-- GOAL --
Reproduce the material exactly, omitting nothing.

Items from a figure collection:
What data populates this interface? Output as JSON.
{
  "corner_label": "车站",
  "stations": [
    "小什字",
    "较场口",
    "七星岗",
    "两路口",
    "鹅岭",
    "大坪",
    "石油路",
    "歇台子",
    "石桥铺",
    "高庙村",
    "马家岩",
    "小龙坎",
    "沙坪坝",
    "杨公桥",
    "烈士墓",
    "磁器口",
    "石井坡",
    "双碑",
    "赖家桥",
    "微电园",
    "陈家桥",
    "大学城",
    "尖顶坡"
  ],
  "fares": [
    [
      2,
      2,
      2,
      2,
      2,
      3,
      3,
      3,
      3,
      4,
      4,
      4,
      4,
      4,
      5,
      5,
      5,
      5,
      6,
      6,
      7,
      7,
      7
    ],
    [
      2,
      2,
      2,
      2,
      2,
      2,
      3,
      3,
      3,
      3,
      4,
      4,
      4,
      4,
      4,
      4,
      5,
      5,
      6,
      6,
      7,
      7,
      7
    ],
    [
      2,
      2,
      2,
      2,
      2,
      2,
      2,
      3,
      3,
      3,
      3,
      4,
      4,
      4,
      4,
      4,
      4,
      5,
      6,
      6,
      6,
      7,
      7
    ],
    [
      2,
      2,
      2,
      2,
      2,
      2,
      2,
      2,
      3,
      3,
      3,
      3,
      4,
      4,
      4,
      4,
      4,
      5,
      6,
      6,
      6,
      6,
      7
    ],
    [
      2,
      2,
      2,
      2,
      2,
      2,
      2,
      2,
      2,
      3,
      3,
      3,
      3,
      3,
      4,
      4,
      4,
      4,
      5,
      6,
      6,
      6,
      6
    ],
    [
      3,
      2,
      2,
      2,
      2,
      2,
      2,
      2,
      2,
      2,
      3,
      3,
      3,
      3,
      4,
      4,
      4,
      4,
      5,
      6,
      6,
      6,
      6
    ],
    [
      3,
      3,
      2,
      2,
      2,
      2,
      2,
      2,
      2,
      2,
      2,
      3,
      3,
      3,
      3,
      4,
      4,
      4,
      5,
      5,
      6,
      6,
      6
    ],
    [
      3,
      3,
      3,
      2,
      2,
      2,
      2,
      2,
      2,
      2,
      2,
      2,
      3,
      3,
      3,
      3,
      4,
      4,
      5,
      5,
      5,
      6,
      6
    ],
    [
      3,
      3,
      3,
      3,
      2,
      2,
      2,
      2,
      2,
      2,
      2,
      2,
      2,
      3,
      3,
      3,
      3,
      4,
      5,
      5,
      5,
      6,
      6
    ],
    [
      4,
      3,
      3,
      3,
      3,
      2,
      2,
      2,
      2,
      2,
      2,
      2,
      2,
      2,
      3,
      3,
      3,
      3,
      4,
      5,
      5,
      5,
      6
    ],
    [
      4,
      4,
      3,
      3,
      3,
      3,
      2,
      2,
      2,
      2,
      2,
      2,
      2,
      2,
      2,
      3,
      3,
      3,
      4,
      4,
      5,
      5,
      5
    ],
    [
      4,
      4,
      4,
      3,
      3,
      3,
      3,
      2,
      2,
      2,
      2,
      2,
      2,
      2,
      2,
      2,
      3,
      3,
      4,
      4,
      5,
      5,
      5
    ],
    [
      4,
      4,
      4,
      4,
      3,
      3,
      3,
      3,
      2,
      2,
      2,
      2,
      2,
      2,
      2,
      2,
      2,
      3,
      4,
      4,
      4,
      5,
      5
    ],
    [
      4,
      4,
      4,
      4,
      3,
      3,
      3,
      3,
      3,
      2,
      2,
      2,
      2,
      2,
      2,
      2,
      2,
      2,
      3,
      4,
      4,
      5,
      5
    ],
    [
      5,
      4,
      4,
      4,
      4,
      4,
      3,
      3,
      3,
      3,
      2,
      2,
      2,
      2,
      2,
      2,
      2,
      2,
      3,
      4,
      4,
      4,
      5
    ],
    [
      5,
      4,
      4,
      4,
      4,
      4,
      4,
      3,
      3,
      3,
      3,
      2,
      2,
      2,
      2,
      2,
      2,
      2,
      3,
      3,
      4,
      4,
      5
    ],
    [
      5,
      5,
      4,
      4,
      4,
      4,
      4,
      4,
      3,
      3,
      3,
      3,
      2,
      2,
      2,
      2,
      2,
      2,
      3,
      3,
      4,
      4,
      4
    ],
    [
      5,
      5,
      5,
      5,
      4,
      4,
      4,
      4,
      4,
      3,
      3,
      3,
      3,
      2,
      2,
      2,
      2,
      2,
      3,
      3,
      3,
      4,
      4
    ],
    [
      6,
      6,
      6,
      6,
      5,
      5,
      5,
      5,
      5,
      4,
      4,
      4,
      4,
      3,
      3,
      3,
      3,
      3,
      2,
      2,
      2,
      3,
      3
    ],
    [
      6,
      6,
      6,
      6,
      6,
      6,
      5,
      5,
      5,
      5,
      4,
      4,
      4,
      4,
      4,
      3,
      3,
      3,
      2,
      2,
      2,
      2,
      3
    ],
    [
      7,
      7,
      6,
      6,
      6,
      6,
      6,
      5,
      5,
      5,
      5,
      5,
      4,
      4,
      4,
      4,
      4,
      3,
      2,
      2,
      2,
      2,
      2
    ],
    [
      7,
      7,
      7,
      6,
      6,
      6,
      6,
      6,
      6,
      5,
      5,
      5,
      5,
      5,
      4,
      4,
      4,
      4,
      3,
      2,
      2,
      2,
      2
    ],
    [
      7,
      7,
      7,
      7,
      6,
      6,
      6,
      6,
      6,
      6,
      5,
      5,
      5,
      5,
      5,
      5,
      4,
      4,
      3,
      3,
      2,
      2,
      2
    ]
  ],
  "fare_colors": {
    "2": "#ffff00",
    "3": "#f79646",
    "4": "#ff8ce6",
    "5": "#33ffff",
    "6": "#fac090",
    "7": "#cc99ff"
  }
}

-- WRITTEN SOLUTION --
What data populates this interface? Output as JSON.
{
  "corner_label": "车站",
  "stations": [
    "小什字",
    "较场口",
    "七星岗",
    "两路口",
    "鹅岭",
    "大坪",
    "石油路",
    "歇台子",
    "石桥铺",
    "高庙村",
    "马家岩",
    "小龙坎",
    "沙坪坝",
    "杨公桥",
    "烈士墓",
    "磁器口",
    "石井坡",
    "双碑",
    "赖家桥",
    "微电园",
    "陈家桥",
    "大学城",
    "尖顶坡"
  ],
  "fares": [
    [
      2,
      2,
      2,
      2,
      2,
      3,
      3,
      3,
      3,
      4,
      4,
      4,
      4,
      4,
      5,
      5,
      5,
      5,
      6,
      6,
      7,
      7,
      7
    ],
    [
      2,
      2,
      2,
      2,
      2,
      2,
      3,
      3,
      3,
      3,
      4,
      4,
      4,
      4,
      4,
      4,
      5,
      5,
      6,
      6,
      7,
      7,
      7
    ],
    [
      2,
      2,
      2,
      2,
      2,
      2,
      2,
      3,
      3,
      3,
      3,
      4,
      4,
      4,
      4,
      4,
      4,
      5,
      6,
      6,
      6,
      7,
      7
    ],
    [
      2,
      2,
      2,
      2,
      2,
      2,
      2,
      2,
      3,
      3,
      3,
      3,
      4,
      4,
      4,
      4,
      4,
      5,
      6,
      6,
      6,
      6,
      7
    ],
    [
      2,
      2,
      2,
      2,
      2,
      2,
      2,
      2,
      2,
      3,
      3,
      3,
      3,
      3,
      4,
      4,
      4,
      4,
      5,
      6,
      6,
      6,
      6
    ],
    [
      3,
      2,
      2,
      2,
      2,
      2,
      2,
      2,
      2,
      2,
      3,
      3,
      3,
      3,
      4,
      4,
      4,
      4,
      5,
      6,
      6,
      6,
      6
    ],
    [
      3,
      3,
      2,
      2,
      2,
      2,
      2,
      2,
      2,
      2,
      2,
      3,
      3,
      3,
      3,
      4,
      4,
      4,
      5,
      5,
      6,
      6,
      6
    ],
    [
      3,
      3,
      3,
      2,
      2,
      2,
      2,
      2,
      2,
      2,
      2,
      2,
      3,
      3,
      3,
      3,
      4,
      4,
      5,
      5,
      5,
      6,
      6
    ],
    [
      3,
      3,
      3,
      3,
      2,
      2,
      2,
      2,
      2,
      2,
      2,
      2,
      2,
      3,
      3,
      3,
      3,
      4,
      5,
      5,
      5,
      6,
      6
    ],
    [
      4,
      3,
      3,
      3,
      3,
      2,
      2,
      2,
      2,
      2,
      2,
      2,
      2,
      2,
      3,
      3,
      3,
      3,
      4,
      5,
      5,
      5,
      6
    ],
    [
      4,
      4,
      3,
      3,
      3,
      3,
      2,
      2,
      2,
      2,
      2,
      2,
      2,
      2,
      2,
      3,
      3,
      3,
      4,
      4,
      5,
      5,
      5
    ],
    [
      4,
      4,
      4,
      3,
      3,
      3,
      3,
      2,
      2,
      2,
      2,
      2,
      2,
      2,
      2,
      2,
      3,
      3,
      4,
      4,
      5,
      5,
      5
    ],
    [
      4,
      4,
      4,
      4,
      3,
      3,
      3,
      3,
      2,
      2,
      2,
      2,
      2,
      2,
      2,
      2,
      2,
      3,
      4,
      4,
      4,
      5,
      5
    ],
    [
      4,
      4,
      4,
      4,
      3,
      3,
      3,
      3,
      3,
      2,
      2,
      2,
      2,
      2,
      2,
      2,
      2,
      2,
      3,
      4,
      4,
      5,
      5
    ],
    [
      5,
      4,
      4,
      4,
      4,
      4,
      3,
      3,
      3,
      3,
      2,
      2,
      2,
      2,
      2,
      2,
      2,
      2,
      3,
      4,
      4,
      4,
      5
    ],
    [
      5,
      4,
      4,
      4,
      4,
      4,
      4,
      3,
      3,
      3,
      3,
      2,
      2,
      2,
      2,
      2,
      2,
      2,
      3,
      3,
      4,
      4,
      5
    ],
    [
      5,
      5,
      4,
      4,
      4,
      4,
      4,
      4,
      3,
      3,
      3,
      3,
      2,
      2,
      2,
      2,
      2,
      2,
      3,
      3,
      4,
      4,
      4
    ],
    [
      5,
      5,
      5,
      5,
      4,
      4,
      4,
      4,
      4,
      3,
      3,
      3,
      3,
      2,
      2,
      2,
      2,
      2,
      3,
      3,
      3,
      4,
      4
    ],
    [
      6,
      6,
      6,
      6,
      5,
      5,
      5,
      5,
      5,
      4,
      4,
      4,
      4,
      3,
      3,
      3,
      3,
      3,
      2,
      2,
      2,
      3,
      3
    ],
    [
      6,
      6,
      6,
      6,
      6,
      6,
      5,
      5,
      5,
      5,
      4,
      4,
      4,
      4,
      4,
      3,
      3,
      3,
      2,
      2,
      2,
      2,
      3
    ],
    [
      7,
      7,
      6,
      6,
      6,
      6,
      6,
      5,
      5,
      5,
      5,
      5,
      4,
      4,
      4,
      4,
      4,
      3,
      2,
      2,
      2,
      2,
      2
    ],
    [
      7,
      7,
      7,
      6,
      6,
      6,
      6,
      6,
      6,
      5,
      5,
      5,
      5,
      5,
      4,
      4,
      4,
      4,
      3,
      2,
      2,
      2,
      2
    ],
    [
      7,
      7,
      7,
      7,
      6,
      6,
      6,
      6,
      6,
      6,
      5,
      5,
      5,
      5,
      5,
      5,
      4,
      4,
      3,
      3,
      2,
      2,
      2
    ]
  ],
  "fare_colors": {
    "2": "#ffff00",
    "3": "#f79646",
    "4": "#ff8ce6",
    "5": "#33ffff",
    "6": "#fac090",
    "7": "#cc99ff"
  }
}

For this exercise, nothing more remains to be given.